■ **TO BE DONE**:
Copy the data that follows exactly. Include no pictures.

■ **GIVEN RECORDS**:
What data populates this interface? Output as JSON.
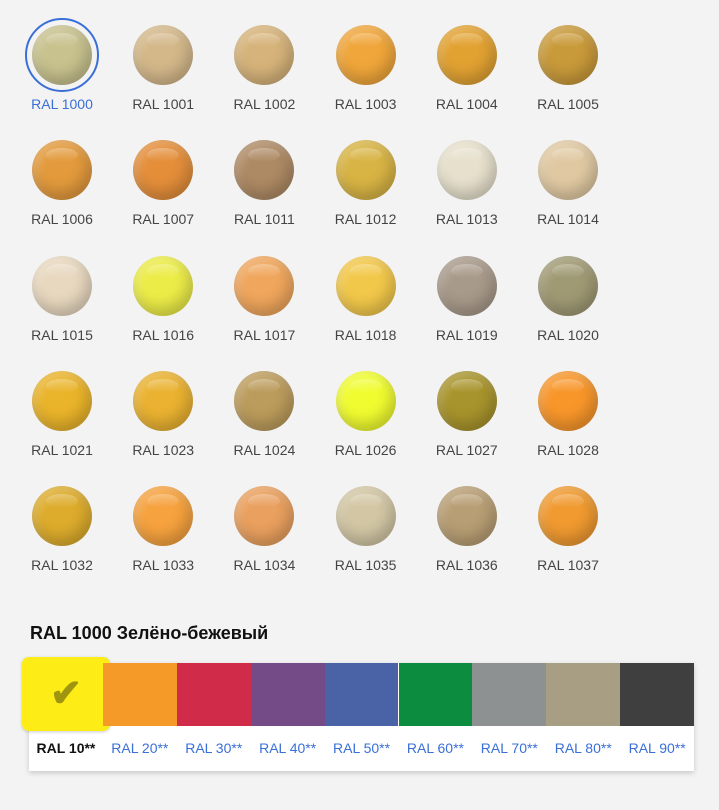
{
  "selected": {
    "title": "RAL 1000 Зелёно-бежевый"
  },
  "swatches": [
    {
      "label": "RAL 1000",
      "color": "#c8c28e"
    },
    {
      "label": "RAL 1001",
      "color": "#d4b88a"
    },
    {
      "label": "RAL 1002",
      "color": "#d6b37a"
    },
    {
      "label": "RAL 1003",
      "color": "#f0a63a"
    },
    {
      "label": "RAL 1004",
      "color": "#e2a232"
    },
    {
      "label": "RAL 1005",
      "color": "#c99a3a"
    },
    {
      "label": "RAL 1006",
      "color": "#e39a3c"
    },
    {
      "label": "RAL 1007",
      "color": "#e48e3a"
    },
    {
      "label": "RAL 1011",
      "color": "#ae8a64"
    },
    {
      "label": "RAL 1012",
      "color": "#d8b444"
    },
    {
      "label": "RAL 1013",
      "color": "#e6e0cc"
    },
    {
      "label": "RAL 1014",
      "color": "#e0c9a2"
    },
    {
      "label": "RAL 1015",
      "color": "#e8d8bf"
    },
    {
      "label": "RAL 1016",
      "color": "#ecec48"
    },
    {
      "label": "RAL 1017",
      "color": "#f0a65c"
    },
    {
      "label": "RAL 1018",
      "color": "#f2c84a"
    },
    {
      "label": "RAL 1019",
      "color": "#a89a8a"
    },
    {
      "label": "RAL 1020",
      "color": "#a09a74"
    },
    {
      "label": "RAL 1021",
      "color": "#eab42a"
    },
    {
      "label": "RAL 1023",
      "color": "#eab230"
    },
    {
      "label": "RAL 1024",
      "color": "#bc9c5c"
    },
    {
      "label": "RAL 1026",
      "color": "#f0fc30"
    },
    {
      "label": "RAL 1027",
      "color": "#a8942c"
    },
    {
      "label": "RAL 1028",
      "color": "#f8962a"
    },
    {
      "label": "RAL 1032",
      "color": "#ddac2c"
    },
    {
      "label": "RAL 1033",
      "color": "#f6a23e"
    },
    {
      "label": "RAL 1034",
      "color": "#eaa05e"
    },
    {
      "label": "RAL 1035",
      "color": "#d2c6a4"
    },
    {
      "label": "RAL 1036",
      "color": "#b89e74"
    },
    {
      "label": "RAL 1037",
      "color": "#f09a30"
    }
  ],
  "groups": [
    {
      "label": "RAL 10**",
      "color": "#fdec16"
    },
    {
      "label": "RAL 20**",
      "color": "#f59a28"
    },
    {
      "label": "RAL 30**",
      "color": "#d02c4a"
    },
    {
      "label": "RAL 40**",
      "color": "#744b87"
    },
    {
      "label": "RAL 50**",
      "color": "#4a63a6"
    },
    {
      "label": "RAL 60**",
      "color": "#0b8c3e"
    },
    {
      "label": "RAL 70**",
      "color": "#8e9191"
    },
    {
      "label": "RAL 80**",
      "color": "#a89e84"
    },
    {
      "label": "RAL 90**",
      "color": "#3f3f3f"
    }
  ],
  "accent": "#3a6fd8"
}
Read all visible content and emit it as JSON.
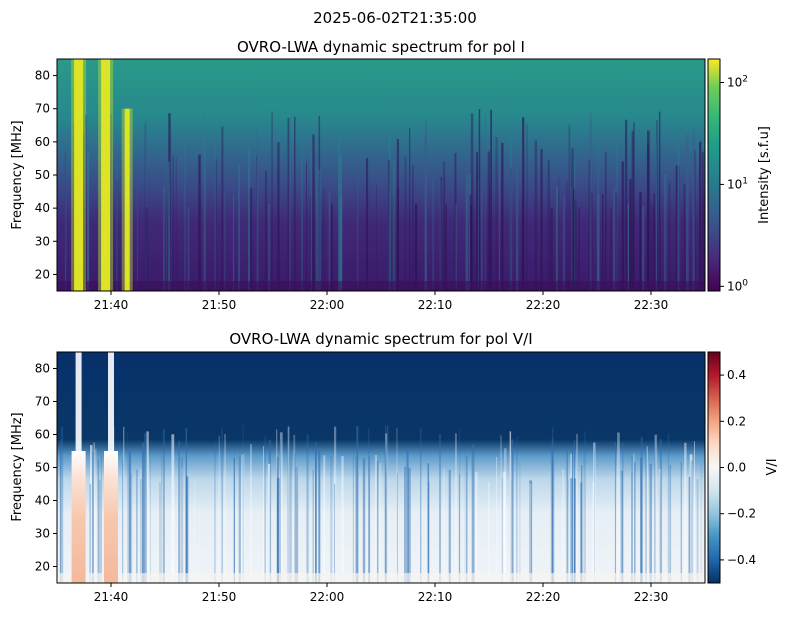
{
  "suptitle": "2025-06-02T21:35:00",
  "chart_data": [
    {
      "type": "heatmap",
      "title": "OVRO-LWA dynamic spectrum for pol I",
      "xlabel": "",
      "ylabel": "Frequency [MHz]",
      "x_ticks": [
        "21:40",
        "21:50",
        "22:00",
        "22:10",
        "22:20",
        "22:30"
      ],
      "x_range": [
        "21:35",
        "22:35"
      ],
      "y_ticks": [
        20,
        30,
        40,
        50,
        60,
        70,
        80
      ],
      "ylim": [
        15,
        85
      ],
      "colormap": "viridis",
      "log_scale": true,
      "colorbar": {
        "label": "Intensity [s.f.u]",
        "range": [
          0.9,
          170
        ],
        "ticks": [
          {
            "base": "10",
            "exp": "0"
          },
          {
            "base": "10",
            "exp": "1"
          },
          {
            "base": "10",
            "exp": "2"
          }
        ]
      },
      "features": [
        {
          "kind": "bright burst",
          "time": "21:37",
          "freq_range": [
            15,
            85
          ]
        },
        {
          "kind": "bright burst",
          "time": "21:39:30",
          "freq_range": [
            15,
            85
          ]
        },
        {
          "kind": "bright burst",
          "time": "21:41:30",
          "freq_range": [
            15,
            70
          ]
        }
      ]
    },
    {
      "type": "heatmap",
      "title": "OVRO-LWA dynamic spectrum for pol V/I",
      "xlabel": "",
      "ylabel": "Frequency [MHz]",
      "x_ticks": [
        "21:40",
        "21:50",
        "22:00",
        "22:10",
        "22:20",
        "22:30"
      ],
      "x_range": [
        "21:35",
        "22:35"
      ],
      "y_ticks": [
        20,
        30,
        40,
        50,
        60,
        70,
        80
      ],
      "ylim": [
        15,
        85
      ],
      "colormap": "RdBu_r",
      "colorbar": {
        "label": "V/I",
        "range": [
          -0.5,
          0.5
        ],
        "ticks": [
          "0.4",
          "0.2",
          "0.0",
          "−0.2",
          "−0.4"
        ],
        "tick_values": [
          0.4,
          0.2,
          0.0,
          -0.2,
          -0.4
        ]
      },
      "features": [
        {
          "kind": "positive V/I burst",
          "time": "21:37",
          "freq_range": [
            15,
            85
          ]
        },
        {
          "kind": "positive V/I burst",
          "time": "21:40",
          "freq_range": [
            15,
            85
          ]
        }
      ]
    }
  ]
}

■ **ANSWER TO THE TASK**:
What data populates this interface? Output as JSON.
{
  "selected": {
    "title": "RAL 1000 Зелёно-бежевый"
  },
  "swatches": [
    {
      "label": "RAL 1000",
      "color": "#c8c28e"
    },
    {
      "label": "RAL 1001",
      "color": "#d4b88a"
    },
    {
      "label": "RAL 1002",
      "color": "#d6b37a"
    },
    {
      "label": "RAL 1003",
      "color": "#f0a63a"
    },
    {
      "label": "RAL 1004",
      "color": "#e2a232"
    },
    {
      "label": "RAL 1005",
      "color": "#c99a3a"
    },
    {
      "label": "RAL 1006",
      "color": "#e39a3c"
    },
    {
      "label": "RAL 1007",
      "color": "#e48e3a"
    },
    {
      "label": "RAL 1011",
      "color": "#ae8a64"
    },
    {
      "label": "RAL 1012",
      "color": "#d8b444"
    },
    {
      "label": "RAL 1013",
      "color": "#e6e0cc"
    },
    {
      "label": "RAL 1014",
      "color": "#e0c9a2"
    },
    {
      "label": "RAL 1015",
      "color": "#e8d8bf"
    },
    {
      "label": "RAL 1016",
      "color": "#ecec48"
    },
    {
      "label": "RAL 1017",
      "color": "#f0a65c"
    },
    {
      "label": "RAL 1018",
      "color": "#f2c84a"
    },
    {
      "label": "RAL 1019",
      "color": "#a89a8a"
    },
    {
      "label": "RAL 1020",
      "color": "#a09a74"
    },
    {
      "label": "RAL 1021",
      "color": "#eab42a"
    },
    {
      "label": "RAL 1023",
      "color": "#eab230"
    },
    {
      "label": "RAL 1024",
      "color": "#bc9c5c"
    },
    {
      "label": "RAL 1026",
      "color": "#f0fc30"
    },
    {
      "label": "RAL 1027",
      "color": "#a8942c"
    },
    {
      "label": "RAL 1028",
      "color": "#f8962a"
    },
    {
      "label": "RAL 1032",
      "color": "#ddac2c"
    },
    {
      "label": "RAL 1033",
      "color": "#f6a23e"
    },
    {
      "label": "RAL 1034",
      "color": "#eaa05e"
    },
    {
      "label": "RAL 1035",
      "color": "#d2c6a4"
    },
    {
      "label": "RAL 1036",
      "color": "#b89e74"
    },
    {
      "label": "RAL 1037",
      "color": "#f09a30"
    }
  ],
  "groups": [
    {
      "label": "RAL 10**",
      "color": "#fdec16"
    },
    {
      "label": "RAL 20**",
      "color": "#f59a28"
    },
    {
      "label": "RAL 30**",
      "color": "#d02c4a"
    },
    {
      "label": "RAL 40**",
      "color": "#744b87"
    },
    {
      "label": "RAL 50**",
      "color": "#4a63a6"
    },
    {
      "label": "RAL 60**",
      "color": "#0b8c3e"
    },
    {
      "label": "RAL 70**",
      "color": "#8e9191"
    },
    {
      "label": "RAL 80**",
      "color": "#a89e84"
    },
    {
      "label": "RAL 90**",
      "color": "#3f3f3f"
    }
  ],
  "accent": "#3a6fd8"
}
Read all visible content and emit it as JSON.
{
  "suptitle": "2025-06-02T21:35:00",
  "chart_data": [
    {
      "type": "heatmap",
      "title": "OVRO-LWA dynamic spectrum for pol I",
      "xlabel": "",
      "ylabel": "Frequency [MHz]",
      "x_ticks": [
        "21:40",
        "21:50",
        "22:00",
        "22:10",
        "22:20",
        "22:30"
      ],
      "x_range": [
        "21:35",
        "22:35"
      ],
      "y_ticks": [
        20,
        30,
        40,
        50,
        60,
        70,
        80
      ],
      "ylim": [
        15,
        85
      ],
      "colormap": "viridis",
      "log_scale": true,
      "colorbar": {
        "label": "Intensity [s.f.u]",
        "range": [
          0.9,
          170
        ],
        "ticks": [
          {
            "base": "10",
            "exp": "0"
          },
          {
            "base": "10",
            "exp": "1"
          },
          {
            "base": "10",
            "exp": "2"
          }
        ]
      },
      "features": [
        {
          "kind": "bright burst",
          "time": "21:37",
          "freq_range": [
            15,
            85
          ]
        },
        {
          "kind": "bright burst",
          "time": "21:39:30",
          "freq_range": [
            15,
            85
          ]
        },
        {
          "kind": "bright burst",
          "time": "21:41:30",
          "freq_range": [
            15,
            70
          ]
        }
      ]
    },
    {
      "type": "heatmap",
      "title": "OVRO-LWA dynamic spectrum for pol V/I",
      "xlabel": "",
      "ylabel": "Frequency [MHz]",
      "x_ticks": [
        "21:40",
        "21:50",
        "22:00",
        "22:10",
        "22:20",
        "22:30"
      ],
      "x_range": [
        "21:35",
        "22:35"
      ],
      "y_ticks": [
        20,
        30,
        40,
        50,
        60,
        70,
        80
      ],
      "ylim": [
        15,
        85
      ],
      "colormap": "RdBu_r",
      "colorbar": {
        "label": "V/I",
        "range": [
          -0.5,
          0.5
        ],
        "ticks": [
          "0.4",
          "0.2",
          "0.0",
          "−0.2",
          "−0.4"
        ],
        "tick_values": [
          0.4,
          0.2,
          0.0,
          -0.2,
          -0.4
        ]
      },
      "features": [
        {
          "kind": "positive V/I burst",
          "time": "21:37",
          "freq_range": [
            15,
            85
          ]
        },
        {
          "kind": "positive V/I burst",
          "time": "21:40",
          "freq_range": [
            15,
            85
          ]
        }
      ]
    }
  ]
}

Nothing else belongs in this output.